— Start of The input —

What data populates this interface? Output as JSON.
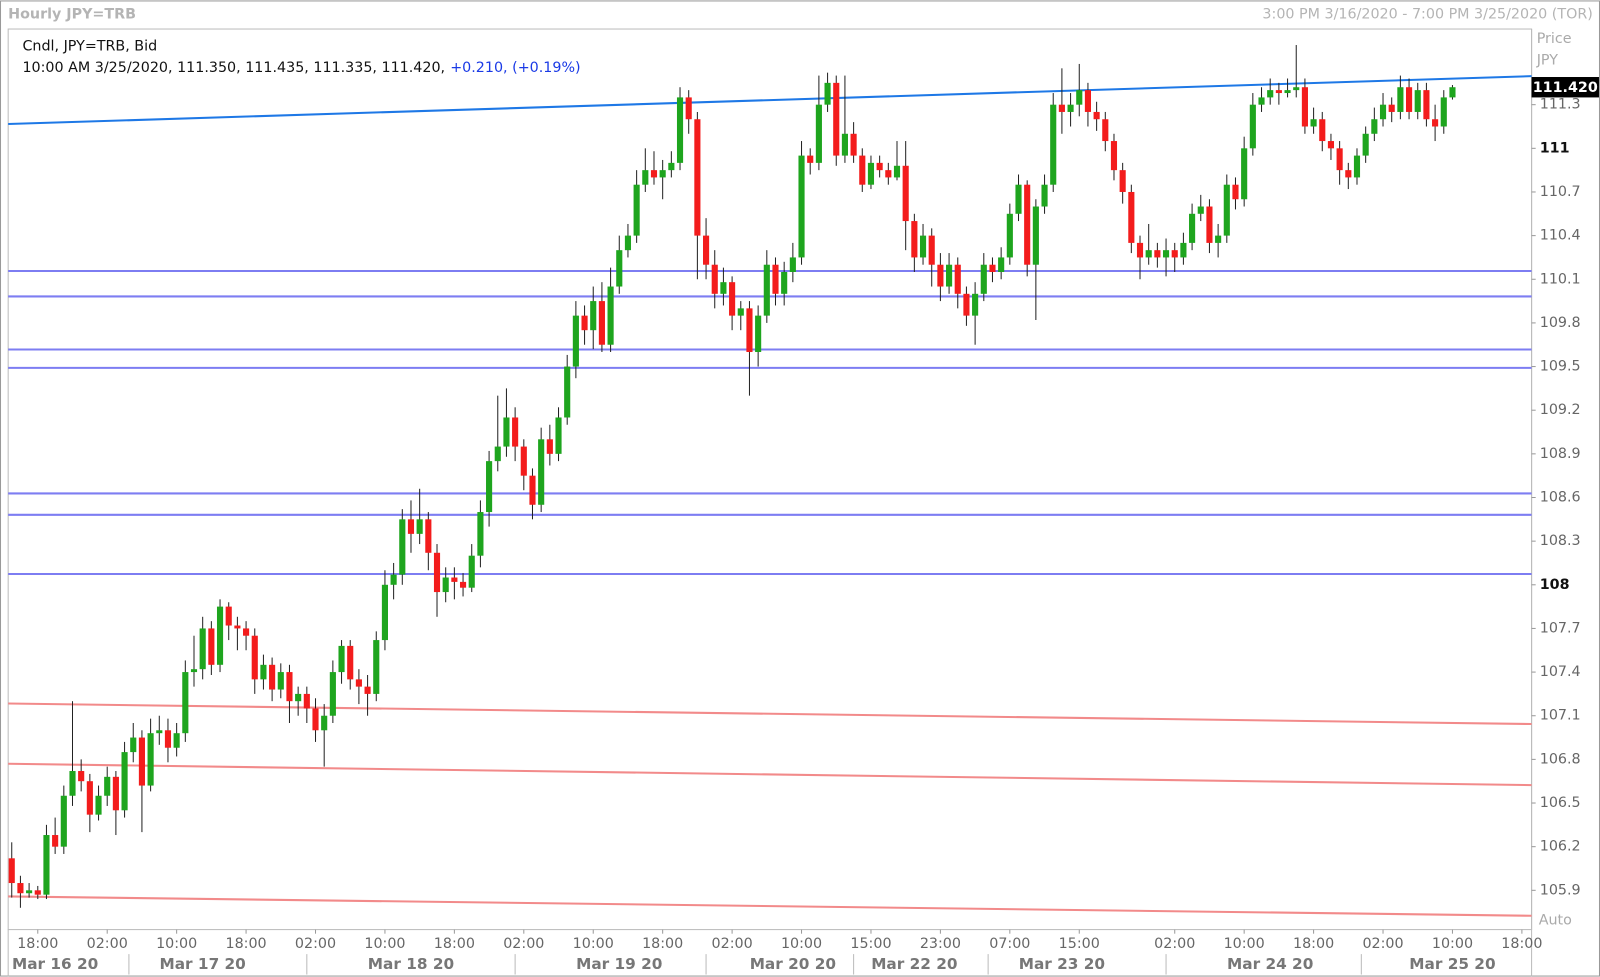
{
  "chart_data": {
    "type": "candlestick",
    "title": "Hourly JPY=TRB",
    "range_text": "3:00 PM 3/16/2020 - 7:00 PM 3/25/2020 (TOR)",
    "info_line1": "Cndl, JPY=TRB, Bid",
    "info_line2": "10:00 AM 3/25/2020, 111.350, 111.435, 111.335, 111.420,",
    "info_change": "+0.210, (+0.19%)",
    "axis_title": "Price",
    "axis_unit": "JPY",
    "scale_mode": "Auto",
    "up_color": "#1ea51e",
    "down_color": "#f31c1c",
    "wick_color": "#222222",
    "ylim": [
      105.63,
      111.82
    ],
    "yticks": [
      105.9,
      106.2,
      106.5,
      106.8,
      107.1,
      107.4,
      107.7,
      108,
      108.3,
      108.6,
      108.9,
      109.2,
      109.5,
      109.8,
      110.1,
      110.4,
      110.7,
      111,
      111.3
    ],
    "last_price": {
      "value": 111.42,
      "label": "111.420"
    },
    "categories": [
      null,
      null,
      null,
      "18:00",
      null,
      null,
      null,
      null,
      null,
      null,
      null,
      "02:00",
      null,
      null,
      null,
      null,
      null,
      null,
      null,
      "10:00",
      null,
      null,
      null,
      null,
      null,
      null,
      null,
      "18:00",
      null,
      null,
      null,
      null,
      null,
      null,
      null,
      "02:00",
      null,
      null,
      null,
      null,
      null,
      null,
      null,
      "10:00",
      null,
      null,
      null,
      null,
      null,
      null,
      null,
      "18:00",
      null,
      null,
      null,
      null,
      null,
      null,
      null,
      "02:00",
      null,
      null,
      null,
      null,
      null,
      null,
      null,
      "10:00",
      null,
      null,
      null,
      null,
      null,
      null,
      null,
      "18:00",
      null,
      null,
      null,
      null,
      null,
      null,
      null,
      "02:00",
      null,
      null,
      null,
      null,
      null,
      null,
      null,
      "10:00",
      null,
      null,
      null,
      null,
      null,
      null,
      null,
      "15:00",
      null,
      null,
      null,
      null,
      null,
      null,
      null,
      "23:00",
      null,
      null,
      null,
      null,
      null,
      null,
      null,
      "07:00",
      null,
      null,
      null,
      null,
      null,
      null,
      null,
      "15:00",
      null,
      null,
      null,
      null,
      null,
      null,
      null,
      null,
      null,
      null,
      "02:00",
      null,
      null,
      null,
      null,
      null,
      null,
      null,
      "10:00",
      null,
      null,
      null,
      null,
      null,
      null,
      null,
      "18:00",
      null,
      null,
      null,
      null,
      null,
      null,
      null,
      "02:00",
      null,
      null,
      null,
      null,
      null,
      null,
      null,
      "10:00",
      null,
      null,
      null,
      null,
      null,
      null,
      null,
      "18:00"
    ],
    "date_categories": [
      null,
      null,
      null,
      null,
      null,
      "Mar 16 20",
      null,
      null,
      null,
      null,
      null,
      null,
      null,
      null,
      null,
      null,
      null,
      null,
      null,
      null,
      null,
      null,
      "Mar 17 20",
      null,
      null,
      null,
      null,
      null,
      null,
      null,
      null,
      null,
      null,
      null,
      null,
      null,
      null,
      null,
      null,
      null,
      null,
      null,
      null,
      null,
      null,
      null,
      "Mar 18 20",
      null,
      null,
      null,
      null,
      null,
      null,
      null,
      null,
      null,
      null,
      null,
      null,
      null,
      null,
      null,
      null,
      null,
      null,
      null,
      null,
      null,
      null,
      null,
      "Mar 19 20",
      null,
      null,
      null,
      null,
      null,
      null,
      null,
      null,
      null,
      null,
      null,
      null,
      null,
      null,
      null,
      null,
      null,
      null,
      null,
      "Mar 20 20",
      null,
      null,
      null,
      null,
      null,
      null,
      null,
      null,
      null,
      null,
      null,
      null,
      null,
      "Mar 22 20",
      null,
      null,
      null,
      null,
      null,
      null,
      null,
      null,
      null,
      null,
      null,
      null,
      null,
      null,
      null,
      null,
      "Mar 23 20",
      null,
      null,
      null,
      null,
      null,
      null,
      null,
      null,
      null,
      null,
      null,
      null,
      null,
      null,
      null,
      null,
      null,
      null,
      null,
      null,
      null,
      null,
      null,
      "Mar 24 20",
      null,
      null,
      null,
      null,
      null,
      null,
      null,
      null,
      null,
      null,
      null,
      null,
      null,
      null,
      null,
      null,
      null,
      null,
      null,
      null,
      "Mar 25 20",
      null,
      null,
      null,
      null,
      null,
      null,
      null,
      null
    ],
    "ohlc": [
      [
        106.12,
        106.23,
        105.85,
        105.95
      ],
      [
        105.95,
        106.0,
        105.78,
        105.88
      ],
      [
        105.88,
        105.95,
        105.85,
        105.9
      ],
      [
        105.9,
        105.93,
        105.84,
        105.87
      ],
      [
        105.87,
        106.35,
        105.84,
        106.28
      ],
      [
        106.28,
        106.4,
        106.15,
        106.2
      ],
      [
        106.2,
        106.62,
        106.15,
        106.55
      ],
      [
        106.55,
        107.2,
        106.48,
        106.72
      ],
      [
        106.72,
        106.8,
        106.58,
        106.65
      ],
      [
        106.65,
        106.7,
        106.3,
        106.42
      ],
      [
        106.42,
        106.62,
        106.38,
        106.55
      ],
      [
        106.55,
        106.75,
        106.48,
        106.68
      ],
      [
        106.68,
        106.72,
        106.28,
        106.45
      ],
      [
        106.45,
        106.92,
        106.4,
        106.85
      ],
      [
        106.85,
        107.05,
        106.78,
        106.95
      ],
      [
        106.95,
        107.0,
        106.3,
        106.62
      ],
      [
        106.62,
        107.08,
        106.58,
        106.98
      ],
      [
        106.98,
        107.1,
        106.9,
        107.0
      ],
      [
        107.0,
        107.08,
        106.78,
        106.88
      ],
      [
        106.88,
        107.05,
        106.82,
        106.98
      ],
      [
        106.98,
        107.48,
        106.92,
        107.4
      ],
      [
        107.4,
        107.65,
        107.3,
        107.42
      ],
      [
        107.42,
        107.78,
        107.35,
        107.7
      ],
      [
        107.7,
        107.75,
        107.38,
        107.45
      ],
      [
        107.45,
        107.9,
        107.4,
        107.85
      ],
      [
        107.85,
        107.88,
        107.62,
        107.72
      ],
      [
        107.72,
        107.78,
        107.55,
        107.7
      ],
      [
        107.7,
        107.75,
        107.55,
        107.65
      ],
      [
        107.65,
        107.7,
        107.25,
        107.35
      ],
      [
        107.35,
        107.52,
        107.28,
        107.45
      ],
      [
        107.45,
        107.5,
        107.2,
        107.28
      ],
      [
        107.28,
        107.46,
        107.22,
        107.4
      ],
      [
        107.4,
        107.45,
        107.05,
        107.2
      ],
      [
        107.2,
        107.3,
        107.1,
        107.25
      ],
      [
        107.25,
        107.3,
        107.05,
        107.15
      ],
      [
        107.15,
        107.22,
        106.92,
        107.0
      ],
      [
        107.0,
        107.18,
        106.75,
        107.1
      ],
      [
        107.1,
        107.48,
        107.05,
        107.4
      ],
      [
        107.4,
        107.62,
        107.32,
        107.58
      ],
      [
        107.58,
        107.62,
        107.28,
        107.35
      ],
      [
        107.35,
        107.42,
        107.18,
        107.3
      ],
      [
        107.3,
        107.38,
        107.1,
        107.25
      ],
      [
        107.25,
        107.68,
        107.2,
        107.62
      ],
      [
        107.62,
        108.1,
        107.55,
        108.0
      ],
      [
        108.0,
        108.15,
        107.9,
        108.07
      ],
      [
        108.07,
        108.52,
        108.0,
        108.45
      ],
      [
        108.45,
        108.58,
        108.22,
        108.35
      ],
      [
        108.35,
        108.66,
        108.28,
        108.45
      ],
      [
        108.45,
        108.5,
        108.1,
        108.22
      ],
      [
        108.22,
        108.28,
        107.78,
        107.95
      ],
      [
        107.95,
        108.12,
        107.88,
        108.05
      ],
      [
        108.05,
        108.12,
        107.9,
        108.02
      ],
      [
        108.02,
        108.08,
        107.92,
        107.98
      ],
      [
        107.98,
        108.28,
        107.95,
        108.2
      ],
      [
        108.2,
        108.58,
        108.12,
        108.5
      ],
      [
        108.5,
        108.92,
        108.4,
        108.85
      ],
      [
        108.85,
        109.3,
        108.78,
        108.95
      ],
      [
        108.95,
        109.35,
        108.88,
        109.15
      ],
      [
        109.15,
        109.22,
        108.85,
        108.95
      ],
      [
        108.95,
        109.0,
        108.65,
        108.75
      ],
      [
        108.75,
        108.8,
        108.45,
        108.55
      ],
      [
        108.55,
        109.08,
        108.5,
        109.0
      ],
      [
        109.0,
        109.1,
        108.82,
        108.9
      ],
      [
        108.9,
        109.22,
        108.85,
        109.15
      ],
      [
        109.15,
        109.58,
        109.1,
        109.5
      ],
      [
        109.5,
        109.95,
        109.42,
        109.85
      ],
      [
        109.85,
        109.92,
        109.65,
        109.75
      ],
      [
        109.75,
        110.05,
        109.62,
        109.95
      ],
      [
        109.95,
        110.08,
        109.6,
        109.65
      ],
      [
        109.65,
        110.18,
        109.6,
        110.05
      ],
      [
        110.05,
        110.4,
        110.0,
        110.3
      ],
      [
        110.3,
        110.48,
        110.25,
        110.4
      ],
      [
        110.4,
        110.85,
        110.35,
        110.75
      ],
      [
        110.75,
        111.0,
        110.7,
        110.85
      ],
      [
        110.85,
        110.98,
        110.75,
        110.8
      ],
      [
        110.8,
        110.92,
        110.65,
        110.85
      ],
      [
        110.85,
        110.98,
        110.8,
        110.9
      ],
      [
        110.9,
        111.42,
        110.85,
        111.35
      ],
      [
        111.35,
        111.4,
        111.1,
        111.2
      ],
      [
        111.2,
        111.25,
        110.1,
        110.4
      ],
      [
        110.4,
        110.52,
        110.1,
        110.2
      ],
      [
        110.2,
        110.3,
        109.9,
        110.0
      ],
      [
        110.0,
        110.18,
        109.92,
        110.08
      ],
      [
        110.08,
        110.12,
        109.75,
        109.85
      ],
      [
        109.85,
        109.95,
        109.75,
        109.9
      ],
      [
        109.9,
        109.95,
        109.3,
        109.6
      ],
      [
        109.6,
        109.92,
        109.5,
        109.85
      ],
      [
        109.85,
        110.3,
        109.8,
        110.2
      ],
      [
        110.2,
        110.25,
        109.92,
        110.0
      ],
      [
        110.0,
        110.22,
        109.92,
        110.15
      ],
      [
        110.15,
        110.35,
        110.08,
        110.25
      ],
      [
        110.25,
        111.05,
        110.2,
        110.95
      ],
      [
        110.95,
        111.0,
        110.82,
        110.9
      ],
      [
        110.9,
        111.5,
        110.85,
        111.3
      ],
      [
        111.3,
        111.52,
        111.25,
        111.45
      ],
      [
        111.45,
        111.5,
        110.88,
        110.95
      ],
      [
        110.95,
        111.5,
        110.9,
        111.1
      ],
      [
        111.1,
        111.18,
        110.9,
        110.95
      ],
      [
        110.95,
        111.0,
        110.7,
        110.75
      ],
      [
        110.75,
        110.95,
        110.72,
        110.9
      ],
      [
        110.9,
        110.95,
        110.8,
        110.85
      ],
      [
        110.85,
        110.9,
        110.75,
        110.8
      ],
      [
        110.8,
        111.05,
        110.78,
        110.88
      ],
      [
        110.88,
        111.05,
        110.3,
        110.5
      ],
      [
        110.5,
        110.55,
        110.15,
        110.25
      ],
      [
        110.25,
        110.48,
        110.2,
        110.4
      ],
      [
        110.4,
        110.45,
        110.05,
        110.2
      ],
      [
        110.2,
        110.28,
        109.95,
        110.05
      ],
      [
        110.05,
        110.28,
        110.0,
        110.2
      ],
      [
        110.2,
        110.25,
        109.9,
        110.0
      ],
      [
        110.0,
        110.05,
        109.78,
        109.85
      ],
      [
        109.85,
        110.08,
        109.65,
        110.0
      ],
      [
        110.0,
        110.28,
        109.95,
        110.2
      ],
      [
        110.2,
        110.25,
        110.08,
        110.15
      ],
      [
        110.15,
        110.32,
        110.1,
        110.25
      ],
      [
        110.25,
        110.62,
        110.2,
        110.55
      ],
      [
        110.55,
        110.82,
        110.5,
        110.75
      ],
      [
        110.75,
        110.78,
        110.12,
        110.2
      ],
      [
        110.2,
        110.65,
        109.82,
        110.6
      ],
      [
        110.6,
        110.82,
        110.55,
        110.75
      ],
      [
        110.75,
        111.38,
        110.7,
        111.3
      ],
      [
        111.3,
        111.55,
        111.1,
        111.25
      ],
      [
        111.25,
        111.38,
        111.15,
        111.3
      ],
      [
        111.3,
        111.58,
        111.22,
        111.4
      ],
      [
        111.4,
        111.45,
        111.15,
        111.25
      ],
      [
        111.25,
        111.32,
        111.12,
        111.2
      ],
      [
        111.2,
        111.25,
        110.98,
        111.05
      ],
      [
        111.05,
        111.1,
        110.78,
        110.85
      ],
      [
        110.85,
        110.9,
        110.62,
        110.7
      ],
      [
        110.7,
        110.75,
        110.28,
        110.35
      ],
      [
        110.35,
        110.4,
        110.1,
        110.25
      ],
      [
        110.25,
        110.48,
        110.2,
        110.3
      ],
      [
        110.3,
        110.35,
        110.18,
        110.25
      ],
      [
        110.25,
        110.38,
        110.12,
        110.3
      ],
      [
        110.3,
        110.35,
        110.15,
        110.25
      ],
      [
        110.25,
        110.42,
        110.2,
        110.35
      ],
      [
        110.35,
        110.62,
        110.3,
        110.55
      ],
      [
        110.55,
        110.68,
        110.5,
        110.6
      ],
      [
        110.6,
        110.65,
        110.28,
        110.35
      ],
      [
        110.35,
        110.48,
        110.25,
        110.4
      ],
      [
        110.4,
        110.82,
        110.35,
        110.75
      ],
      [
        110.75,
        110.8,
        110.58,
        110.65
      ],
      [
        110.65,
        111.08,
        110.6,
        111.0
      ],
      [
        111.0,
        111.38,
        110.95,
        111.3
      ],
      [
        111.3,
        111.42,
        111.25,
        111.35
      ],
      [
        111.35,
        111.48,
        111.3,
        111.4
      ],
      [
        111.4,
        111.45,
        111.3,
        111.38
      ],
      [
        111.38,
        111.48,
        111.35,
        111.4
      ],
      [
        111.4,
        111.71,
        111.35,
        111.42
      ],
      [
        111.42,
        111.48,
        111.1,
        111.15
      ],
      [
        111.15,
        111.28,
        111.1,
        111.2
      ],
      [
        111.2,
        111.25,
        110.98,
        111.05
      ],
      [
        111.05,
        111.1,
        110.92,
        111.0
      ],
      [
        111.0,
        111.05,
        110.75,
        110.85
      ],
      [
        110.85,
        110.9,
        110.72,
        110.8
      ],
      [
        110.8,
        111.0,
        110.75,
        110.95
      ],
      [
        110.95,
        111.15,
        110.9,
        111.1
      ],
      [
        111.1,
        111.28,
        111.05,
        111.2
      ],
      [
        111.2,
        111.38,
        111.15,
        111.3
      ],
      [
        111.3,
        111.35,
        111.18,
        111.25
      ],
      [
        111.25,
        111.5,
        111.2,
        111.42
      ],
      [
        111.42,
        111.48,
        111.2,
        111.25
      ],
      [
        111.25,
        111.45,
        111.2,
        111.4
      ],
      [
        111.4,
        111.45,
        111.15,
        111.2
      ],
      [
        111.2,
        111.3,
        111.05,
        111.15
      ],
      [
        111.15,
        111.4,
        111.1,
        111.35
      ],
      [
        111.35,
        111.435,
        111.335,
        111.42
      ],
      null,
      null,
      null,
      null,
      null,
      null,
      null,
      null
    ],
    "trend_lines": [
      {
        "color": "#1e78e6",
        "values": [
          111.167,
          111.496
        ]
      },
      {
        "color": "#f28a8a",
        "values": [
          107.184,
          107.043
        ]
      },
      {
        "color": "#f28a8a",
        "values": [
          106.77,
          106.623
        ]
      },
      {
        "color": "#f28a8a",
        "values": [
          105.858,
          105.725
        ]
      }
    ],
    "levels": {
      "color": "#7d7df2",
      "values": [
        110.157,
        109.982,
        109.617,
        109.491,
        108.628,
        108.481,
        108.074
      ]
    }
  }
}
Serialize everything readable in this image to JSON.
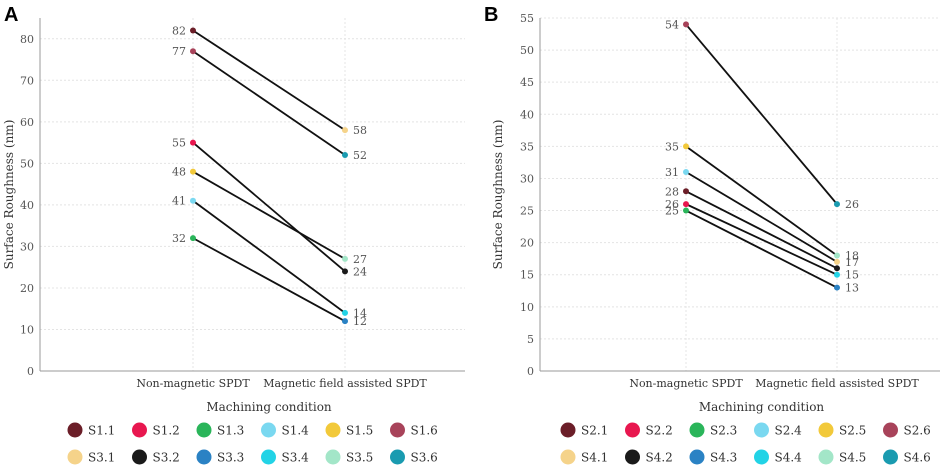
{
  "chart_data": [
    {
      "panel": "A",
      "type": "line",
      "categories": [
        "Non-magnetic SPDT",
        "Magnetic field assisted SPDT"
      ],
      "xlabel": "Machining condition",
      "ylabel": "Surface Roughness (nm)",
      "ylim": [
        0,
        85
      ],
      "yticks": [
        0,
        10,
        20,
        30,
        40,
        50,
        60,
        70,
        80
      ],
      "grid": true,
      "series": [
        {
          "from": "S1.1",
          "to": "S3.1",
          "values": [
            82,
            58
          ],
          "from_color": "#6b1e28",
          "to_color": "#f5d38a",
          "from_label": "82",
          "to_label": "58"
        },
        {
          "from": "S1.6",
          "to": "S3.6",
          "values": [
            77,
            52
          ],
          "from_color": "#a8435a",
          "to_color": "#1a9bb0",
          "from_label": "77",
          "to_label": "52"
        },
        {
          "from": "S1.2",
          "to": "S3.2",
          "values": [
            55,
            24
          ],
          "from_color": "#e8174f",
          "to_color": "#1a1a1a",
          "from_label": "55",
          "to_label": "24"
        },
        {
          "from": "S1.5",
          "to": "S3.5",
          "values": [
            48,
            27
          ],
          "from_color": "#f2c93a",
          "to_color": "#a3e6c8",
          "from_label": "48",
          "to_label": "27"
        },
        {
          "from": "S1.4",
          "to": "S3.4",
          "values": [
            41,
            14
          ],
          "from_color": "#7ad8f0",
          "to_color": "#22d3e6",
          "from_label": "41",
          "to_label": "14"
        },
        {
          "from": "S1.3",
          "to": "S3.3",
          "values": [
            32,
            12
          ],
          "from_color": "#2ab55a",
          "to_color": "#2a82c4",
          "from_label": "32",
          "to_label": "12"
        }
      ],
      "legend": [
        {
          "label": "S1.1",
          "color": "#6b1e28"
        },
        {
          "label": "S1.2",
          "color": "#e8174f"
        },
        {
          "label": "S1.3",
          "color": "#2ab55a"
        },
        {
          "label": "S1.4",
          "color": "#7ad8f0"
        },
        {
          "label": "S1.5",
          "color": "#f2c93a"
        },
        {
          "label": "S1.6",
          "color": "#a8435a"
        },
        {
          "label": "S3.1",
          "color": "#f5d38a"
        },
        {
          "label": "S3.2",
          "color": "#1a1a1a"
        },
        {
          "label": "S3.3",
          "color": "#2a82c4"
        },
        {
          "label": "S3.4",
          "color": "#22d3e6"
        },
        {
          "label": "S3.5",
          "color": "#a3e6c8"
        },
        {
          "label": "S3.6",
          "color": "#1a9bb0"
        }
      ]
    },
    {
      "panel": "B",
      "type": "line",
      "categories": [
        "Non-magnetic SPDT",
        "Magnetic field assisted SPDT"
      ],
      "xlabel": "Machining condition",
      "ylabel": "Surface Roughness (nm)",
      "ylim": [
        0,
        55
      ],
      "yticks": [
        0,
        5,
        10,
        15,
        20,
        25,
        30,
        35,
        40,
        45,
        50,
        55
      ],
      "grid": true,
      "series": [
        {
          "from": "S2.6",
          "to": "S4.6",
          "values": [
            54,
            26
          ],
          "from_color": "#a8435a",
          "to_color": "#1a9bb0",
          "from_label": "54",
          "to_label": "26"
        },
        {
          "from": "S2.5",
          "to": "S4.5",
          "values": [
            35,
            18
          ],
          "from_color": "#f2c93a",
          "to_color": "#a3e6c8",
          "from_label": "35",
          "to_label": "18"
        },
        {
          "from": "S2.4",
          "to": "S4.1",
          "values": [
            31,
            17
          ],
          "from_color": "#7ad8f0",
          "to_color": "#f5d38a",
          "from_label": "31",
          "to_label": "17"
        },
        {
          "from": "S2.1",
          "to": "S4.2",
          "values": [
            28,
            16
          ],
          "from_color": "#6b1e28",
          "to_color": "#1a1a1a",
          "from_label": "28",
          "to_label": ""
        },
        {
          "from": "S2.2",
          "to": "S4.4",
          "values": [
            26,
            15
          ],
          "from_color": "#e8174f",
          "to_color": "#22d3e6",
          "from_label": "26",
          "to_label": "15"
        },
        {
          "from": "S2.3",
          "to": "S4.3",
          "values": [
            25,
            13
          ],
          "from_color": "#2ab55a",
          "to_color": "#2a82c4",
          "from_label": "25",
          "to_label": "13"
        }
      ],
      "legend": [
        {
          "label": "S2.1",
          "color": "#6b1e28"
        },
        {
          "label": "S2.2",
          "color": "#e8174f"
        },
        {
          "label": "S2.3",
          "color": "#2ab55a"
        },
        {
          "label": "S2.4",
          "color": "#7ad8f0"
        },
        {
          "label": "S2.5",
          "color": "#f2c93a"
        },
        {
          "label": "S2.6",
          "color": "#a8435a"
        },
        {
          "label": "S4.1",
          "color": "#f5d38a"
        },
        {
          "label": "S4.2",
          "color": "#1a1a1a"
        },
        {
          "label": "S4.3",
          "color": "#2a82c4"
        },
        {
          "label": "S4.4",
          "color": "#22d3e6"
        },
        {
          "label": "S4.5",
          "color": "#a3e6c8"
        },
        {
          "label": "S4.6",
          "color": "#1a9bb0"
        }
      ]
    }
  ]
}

— End of The input —

▶ Exercise: Work out how many lines of the data hold the string "this". Reply with that number alone.

▶ Answer to the problem: 2